*Dataset excerpt:*
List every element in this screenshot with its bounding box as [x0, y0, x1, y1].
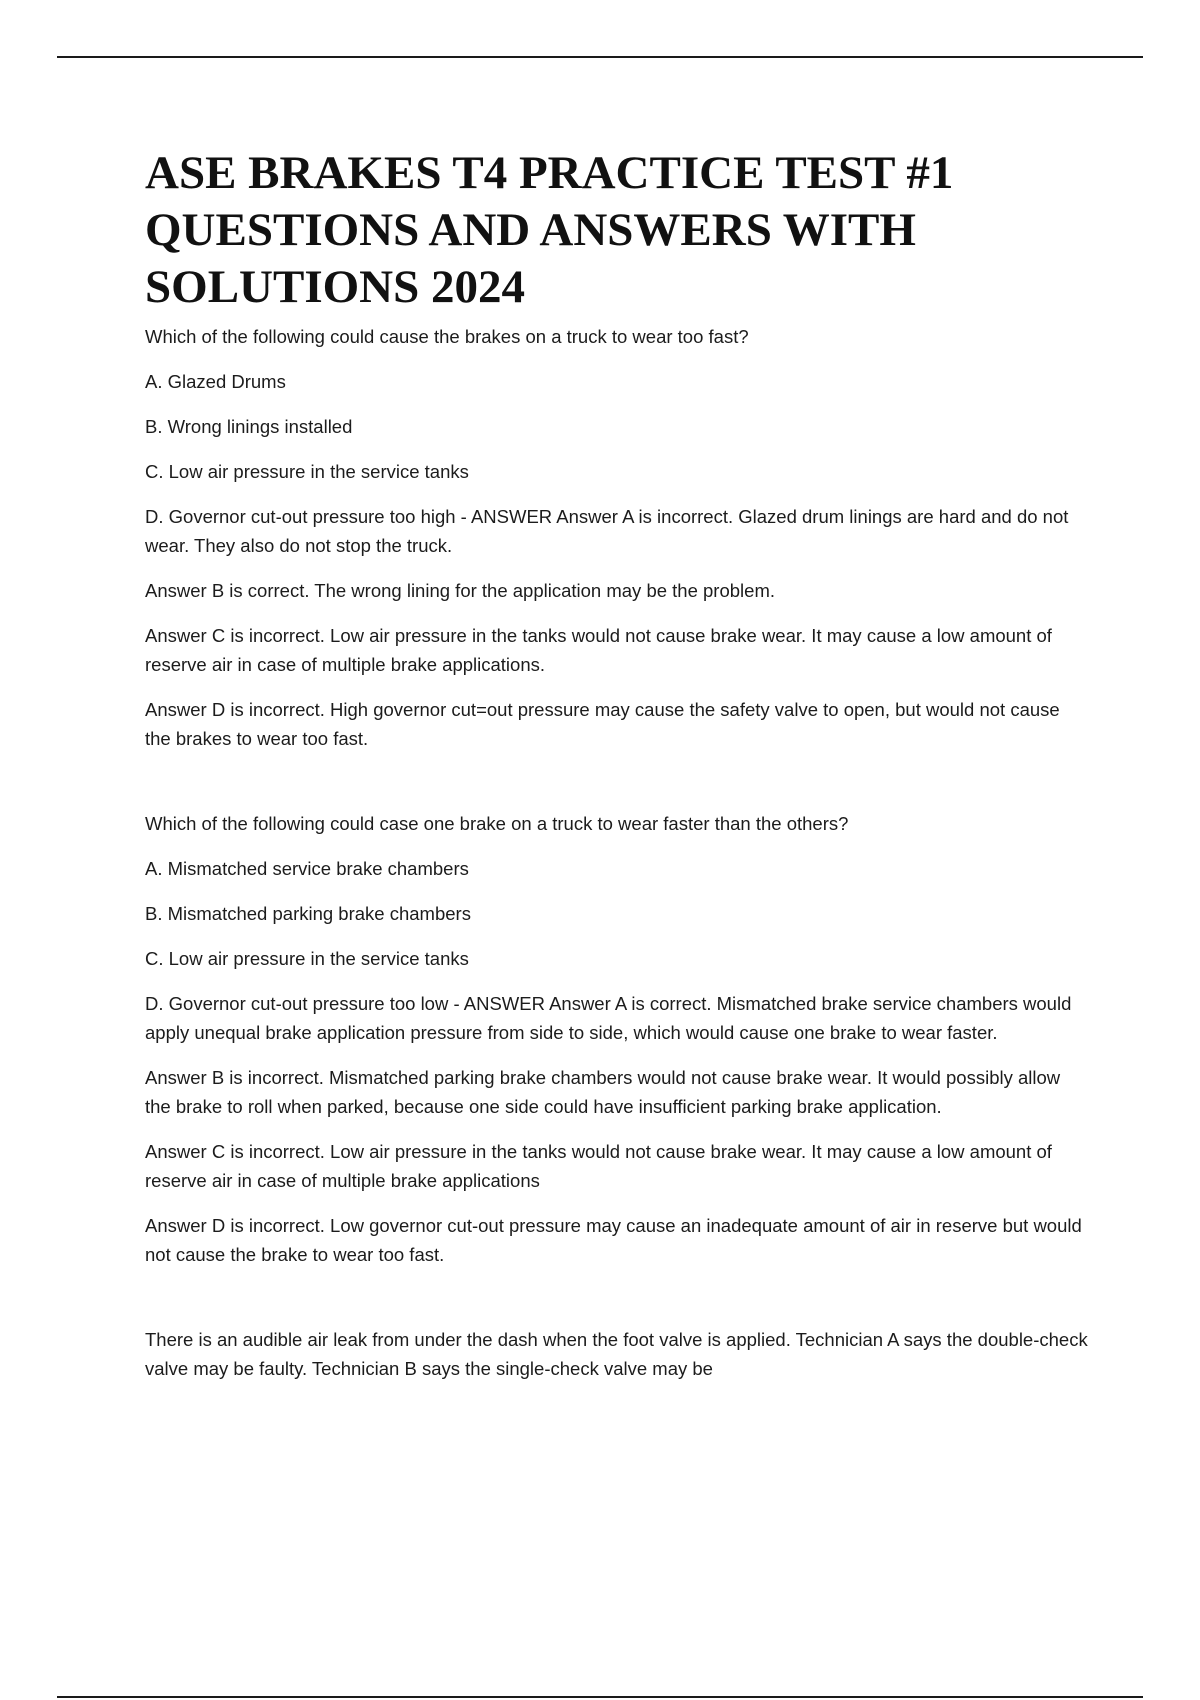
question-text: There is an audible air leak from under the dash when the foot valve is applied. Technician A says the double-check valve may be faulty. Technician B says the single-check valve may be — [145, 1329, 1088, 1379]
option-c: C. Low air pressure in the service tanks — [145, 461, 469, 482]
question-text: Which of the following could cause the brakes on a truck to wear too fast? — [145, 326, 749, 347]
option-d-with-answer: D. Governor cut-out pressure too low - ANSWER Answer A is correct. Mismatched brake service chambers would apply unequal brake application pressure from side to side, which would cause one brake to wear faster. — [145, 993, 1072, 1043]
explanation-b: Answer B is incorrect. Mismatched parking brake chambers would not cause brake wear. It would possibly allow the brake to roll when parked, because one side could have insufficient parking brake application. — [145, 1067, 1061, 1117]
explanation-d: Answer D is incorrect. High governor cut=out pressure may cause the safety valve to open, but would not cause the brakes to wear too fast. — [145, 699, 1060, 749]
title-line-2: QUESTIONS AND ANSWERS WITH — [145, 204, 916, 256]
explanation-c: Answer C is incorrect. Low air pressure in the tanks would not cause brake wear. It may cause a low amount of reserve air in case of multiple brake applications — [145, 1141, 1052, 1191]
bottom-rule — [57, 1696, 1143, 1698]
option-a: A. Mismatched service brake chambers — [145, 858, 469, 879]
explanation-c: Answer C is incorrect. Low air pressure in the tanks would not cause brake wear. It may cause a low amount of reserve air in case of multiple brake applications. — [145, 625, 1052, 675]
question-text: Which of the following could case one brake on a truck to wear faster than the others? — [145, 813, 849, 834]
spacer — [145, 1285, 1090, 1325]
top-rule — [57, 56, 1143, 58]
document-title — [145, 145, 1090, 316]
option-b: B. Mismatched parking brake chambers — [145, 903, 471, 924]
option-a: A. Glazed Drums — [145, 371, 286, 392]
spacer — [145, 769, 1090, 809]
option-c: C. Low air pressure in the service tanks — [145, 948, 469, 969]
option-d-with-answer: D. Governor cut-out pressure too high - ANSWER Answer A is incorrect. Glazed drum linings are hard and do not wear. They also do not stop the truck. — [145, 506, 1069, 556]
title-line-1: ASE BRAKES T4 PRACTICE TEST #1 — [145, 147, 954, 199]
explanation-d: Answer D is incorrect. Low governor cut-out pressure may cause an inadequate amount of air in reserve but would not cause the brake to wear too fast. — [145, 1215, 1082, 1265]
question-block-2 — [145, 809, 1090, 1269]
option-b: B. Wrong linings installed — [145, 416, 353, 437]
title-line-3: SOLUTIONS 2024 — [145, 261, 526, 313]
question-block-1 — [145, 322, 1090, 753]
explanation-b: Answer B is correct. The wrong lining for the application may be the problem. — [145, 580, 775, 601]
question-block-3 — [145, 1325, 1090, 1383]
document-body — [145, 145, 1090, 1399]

*WHAT IS ASKED:*
Copy every line of the records above word for word, leaving out the pictures.

*ANSWER TO THIS PROBLEM:*
List every element in this screenshot with its bounding box as [x0, y0, x1, y1].
question-text: There is an audible air leak from under the dash when the foot valve is applied. Technician A says the double-check valve may be faulty. Technician B says the single-check valve may be — [145, 1329, 1088, 1379]
option-c: C. Low air pressure in the service tanks — [145, 461, 469, 482]
question-text: Which of the following could cause the brakes on a truck to wear too fast? — [145, 326, 749, 347]
option-d-with-answer: D. Governor cut-out pressure too low - ANSWER Answer A is correct. Mismatched brake service chambers would apply unequal brake application pressure from side to side, which would cause one brake to wear faster. — [145, 993, 1072, 1043]
explanation-b: Answer B is incorrect. Mismatched parking brake chambers would not cause brake wear. It would possibly allow the brake to roll when parked, because one side could have insufficient parking brake application. — [145, 1067, 1061, 1117]
explanation-d: Answer D is incorrect. High governor cut=out pressure may cause the safety valve to open, but would not cause the brakes to wear too fast. — [145, 699, 1060, 749]
title-line-2: QUESTIONS AND ANSWERS WITH — [145, 204, 916, 256]
explanation-c: Answer C is incorrect. Low air pressure in the tanks would not cause brake wear. It may cause a low amount of reserve air in case of multiple brake applications — [145, 1141, 1052, 1191]
bottom-rule — [57, 1696, 1143, 1698]
option-a: A. Mismatched service brake chambers — [145, 858, 469, 879]
explanation-c: Answer C is incorrect. Low air pressure in the tanks would not cause brake wear. It may cause a low amount of reserve air in case of multiple brake applications. — [145, 625, 1052, 675]
question-text: Which of the following could case one brake on a truck to wear faster than the others? — [145, 813, 849, 834]
spacer — [145, 1285, 1090, 1325]
top-rule — [57, 56, 1143, 58]
document-title — [145, 145, 1090, 316]
option-b: B. Mismatched parking brake chambers — [145, 903, 471, 924]
option-a: A. Glazed Drums — [145, 371, 286, 392]
spacer — [145, 769, 1090, 809]
option-c: C. Low air pressure in the service tanks — [145, 948, 469, 969]
option-d-with-answer: D. Governor cut-out pressure too high - ANSWER Answer A is incorrect. Glazed drum linings are hard and do not wear. They also do not stop the truck. — [145, 506, 1069, 556]
title-line-1: ASE BRAKES T4 PRACTICE TEST #1 — [145, 147, 954, 199]
explanation-d: Answer D is incorrect. Low governor cut-out pressure may cause an inadequate amount of air in reserve but would not cause the brake to wear too fast. — [145, 1215, 1082, 1265]
question-block-2 — [145, 809, 1090, 1269]
option-b: B. Wrong linings installed — [145, 416, 353, 437]
title-line-3: SOLUTIONS 2024 — [145, 261, 526, 313]
question-block-1 — [145, 322, 1090, 753]
explanation-b: Answer B is correct. The wrong lining for the application may be the problem. — [145, 580, 775, 601]
question-block-3 — [145, 1325, 1090, 1383]
document-body — [145, 145, 1090, 1399]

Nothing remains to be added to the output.